● Dataset listings of figures
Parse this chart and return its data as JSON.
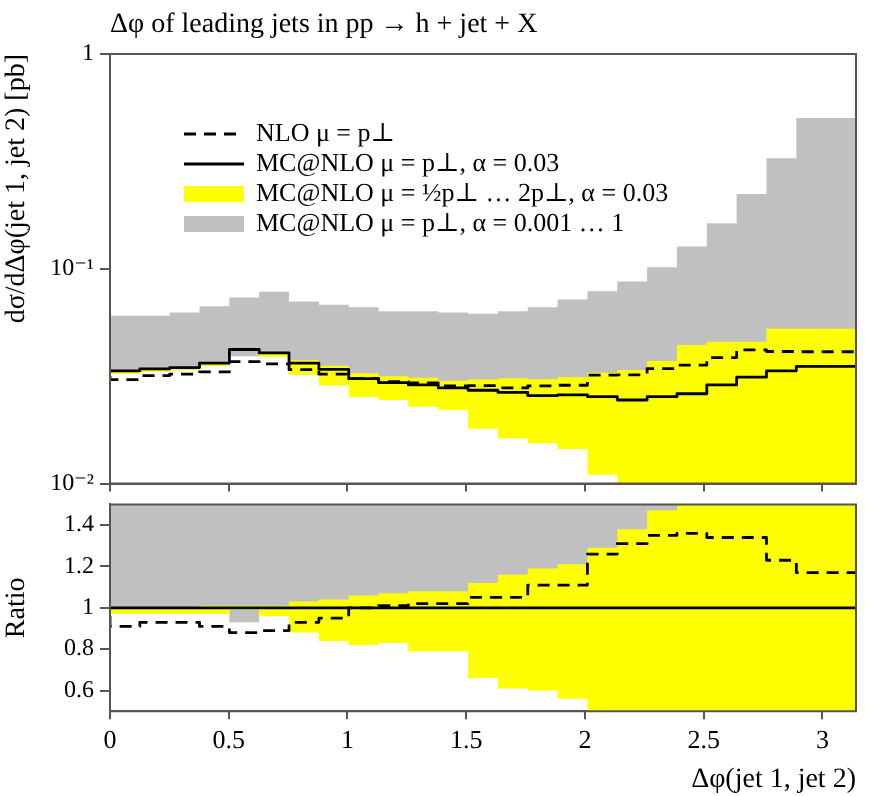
{
  "chart_data": [
    {
      "type": "step",
      "title": "Δφ of leading jets in pp → h + jet + X",
      "ylabel": "dσ/dΔφ(jet 1, jet 2) [pb]",
      "x": [
        0,
        0.1257,
        0.2513,
        0.377,
        0.5027,
        0.6283,
        0.754,
        0.8796,
        1.0053,
        1.131,
        1.2566,
        1.3823,
        1.508,
        1.6336,
        1.7593,
        1.885,
        2.0106,
        2.1363,
        2.2619,
        2.3876,
        2.5133,
        2.6389,
        2.7646,
        2.8903,
        3.0159,
        3.1416
      ],
      "xlim": [
        0,
        3.1416
      ],
      "xticks": [
        0,
        0.5,
        1,
        1.5,
        2,
        2.5,
        3
      ],
      "ylim": [
        0.01,
        1
      ],
      "yticks": [
        {
          "value": 0.01,
          "label": "10⁻²"
        },
        {
          "value": 0.1,
          "label": "10⁻¹"
        },
        1
      ],
      "log": "y",
      "grid": false,
      "legend": "top left",
      "tick_labels": "y",
      "series": [
        {
          "name": "NLO μ = p⊥",
          "color": "#000000",
          "line_style": "dashed",
          "values": [
            0.0317,
            0.0305,
            0.0318,
            0.0323,
            0.0331,
            0.037,
            0.0361,
            0.0339,
            0.0323,
            0.0308,
            0.0298,
            0.0294,
            0.0285,
            0.0286,
            0.0279,
            0.0285,
            0.0287,
            0.032,
            0.0321,
            0.0343,
            0.0356,
            0.0386,
            0.0419,
            0.0412,
            0.0411,
            0.0411
          ]
        },
        {
          "name": "MC@NLO μ = p⊥, α = 0.03",
          "color": "#000000",
          "line_style": "solid",
          "values": [
            0.033,
            0.0335,
            0.0342,
            0.0347,
            0.0364,
            0.0421,
            0.0406,
            0.0364,
            0.034,
            0.0308,
            0.0295,
            0.0288,
            0.0279,
            0.0272,
            0.0266,
            0.0257,
            0.0259,
            0.0254,
            0.0245,
            0.0254,
            0.0262,
            0.0288,
            0.0313,
            0.0335,
            0.0351,
            0.0351
          ]
        },
        {
          "name": "MC@NLO μ = ½p⊥ … 2p⊥, α = 0.03",
          "color": "#ffff00",
          "values": [
            null,
            null,
            null,
            null,
            null,
            null,
            null,
            null,
            null,
            null,
            null,
            null,
            null,
            null,
            null,
            null,
            null,
            null,
            null,
            null,
            null,
            null,
            null,
            null,
            null,
            null
          ],
          "lower": [
            0.032,
            0.0325,
            0.0332,
            0.0337,
            0.0353,
            0.0417,
            0.039,
            0.032,
            0.0286,
            0.0253,
            0.0245,
            0.0228,
            0.022,
            0.018,
            0.0162,
            0.0154,
            0.0145,
            0.011,
            0.01,
            0.01,
            0.01,
            0.01,
            0.01,
            0.01,
            0.01,
            0.01
          ],
          "upper": [
            0.033,
            0.0335,
            0.0342,
            0.0347,
            0.0368,
            0.0425,
            0.041,
            0.0375,
            0.0354,
            0.0326,
            0.0316,
            0.0311,
            0.0301,
            0.0305,
            0.0309,
            0.0306,
            0.0313,
            0.0328,
            0.0338,
            0.0372,
            0.0442,
            0.0458,
            0.0458,
            0.0526,
            0.0526,
            0.0526
          ]
        },
        {
          "name": "MC@NLO μ = p⊥, α = 0.001 … 1",
          "color": "#c0c0c0",
          "values": [
            null,
            null,
            null,
            null,
            null,
            null,
            null,
            null,
            null,
            null,
            null,
            null,
            null,
            null,
            null,
            null,
            null,
            null,
            null,
            null,
            null,
            null,
            null,
            null,
            null,
            null
          ],
          "lower": [
            0.033,
            0.0335,
            0.0342,
            0.0347,
            0.0364,
            0.0392,
            0.0406,
            0.0364,
            0.034,
            0.0308,
            0.0295,
            0.0288,
            0.0279,
            0.0272,
            0.0266,
            0.0257,
            0.0259,
            0.0254,
            0.0245,
            0.0254,
            0.0262,
            0.0288,
            0.0313,
            0.0335,
            0.0351,
            0.0351
          ],
          "upper": [
            0.0585,
            0.0604,
            0.0604,
            0.0626,
            0.067,
            0.0735,
            0.0782,
            0.0705,
            0.068,
            0.0662,
            0.0635,
            0.0635,
            0.0626,
            0.0617,
            0.0635,
            0.0662,
            0.0719,
            0.0787,
            0.0873,
            0.1017,
            0.127,
            0.163,
            0.223,
            0.327,
            0.503,
            0.503
          ]
        }
      ]
    },
    {
      "type": "step",
      "xlabel": "Δφ(jet 1, jet 2)",
      "ylabel": "Ratio",
      "x": [
        0,
        0.1257,
        0.2513,
        0.377,
        0.5027,
        0.6283,
        0.754,
        0.8796,
        1.0053,
        1.131,
        1.2566,
        1.3823,
        1.508,
        1.6336,
        1.7593,
        1.885,
        2.0106,
        2.1363,
        2.2619,
        2.3876,
        2.5133,
        2.6389,
        2.7646,
        2.8903,
        3.0159,
        3.1416
      ],
      "xlim": [
        0,
        3.1416
      ],
      "xticks": [
        0,
        0.5,
        1,
        1.5,
        2,
        2.5,
        3
      ],
      "ylim": [
        0.5,
        1.5
      ],
      "yticks": [
        0.6,
        0.8,
        1,
        1.2,
        1.4
      ],
      "grid": false,
      "series": [
        {
          "color": "#000000",
          "line_style": "dashed",
          "values": [
            0.96,
            0.91,
            0.93,
            0.93,
            0.91,
            0.88,
            0.89,
            0.93,
            0.95,
            1.0,
            1.01,
            1.02,
            1.02,
            1.05,
            1.05,
            1.11,
            1.11,
            1.26,
            1.31,
            1.35,
            1.36,
            1.34,
            1.34,
            1.23,
            1.17,
            1.17
          ]
        },
        {
          "color": "#000000",
          "line_style": "solid",
          "values": [
            1,
            1,
            1,
            1,
            1,
            1,
            1,
            1,
            1,
            1,
            1,
            1,
            1,
            1,
            1,
            1,
            1,
            1,
            1,
            1,
            1,
            1,
            1,
            1,
            1,
            1
          ]
        },
        {
          "color": "#ffff00",
          "values": [
            null,
            null,
            null,
            null,
            null,
            null,
            null,
            null,
            null,
            null,
            null,
            null,
            null,
            null,
            null,
            null,
            null,
            null,
            null,
            null,
            null,
            null,
            null,
            null,
            null,
            null
          ],
          "lower": [
            0.97,
            0.97,
            0.97,
            0.97,
            0.97,
            0.99,
            0.96,
            0.88,
            0.84,
            0.82,
            0.83,
            0.79,
            0.79,
            0.66,
            0.61,
            0.6,
            0.56,
            0.5,
            0.5,
            0.5,
            0.5,
            0.5,
            0.5,
            0.5,
            0.5,
            0.5
          ],
          "upper": [
            1.0,
            1.0,
            1.0,
            1.0,
            1.01,
            1.01,
            1.01,
            1.03,
            1.04,
            1.06,
            1.07,
            1.08,
            1.08,
            1.12,
            1.16,
            1.19,
            1.21,
            1.29,
            1.38,
            1.47,
            1.5,
            1.5,
            1.5,
            1.5,
            1.5,
            1.5
          ]
        },
        {
          "color": "#c0c0c0",
          "values": [
            null,
            null,
            null,
            null,
            null,
            null,
            null,
            null,
            null,
            null,
            null,
            null,
            null,
            null,
            null,
            null,
            null,
            null,
            null,
            null,
            null,
            null,
            null,
            null,
            null,
            null
          ],
          "lower": [
            1,
            1,
            1,
            1,
            1,
            0.93,
            1,
            1,
            1,
            1,
            1,
            1,
            1,
            1,
            1,
            1,
            1,
            1,
            1,
            1,
            1,
            1,
            1,
            1,
            1,
            1
          ],
          "upper": [
            1.5,
            1.5,
            1.5,
            1.5,
            1.5,
            1.5,
            1.5,
            1.5,
            1.5,
            1.5,
            1.5,
            1.5,
            1.5,
            1.5,
            1.5,
            1.5,
            1.5,
            1.5,
            1.5,
            1.5,
            1.5,
            1.5,
            1.5,
            1.5,
            1.5,
            1.5
          ]
        }
      ]
    }
  ]
}
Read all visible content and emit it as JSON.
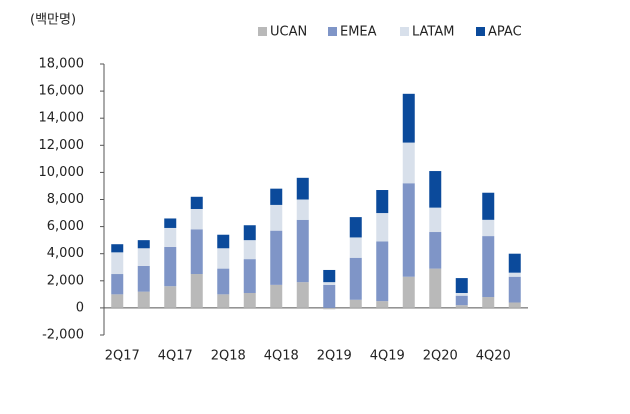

● PROBLEM DESCRIPTION
Every line in the data above that contains "name" needs to be copied.

● RESULT
          "name": "NLO μ = p⊥",
          "name": "MC@NLO μ = p⊥, α = 0.03",
          "name": "MC@NLO μ = ½p⊥ … 2p⊥, α = 0.03",
          "name": "MC@NLO μ = p⊥, α = 0.001 … 1",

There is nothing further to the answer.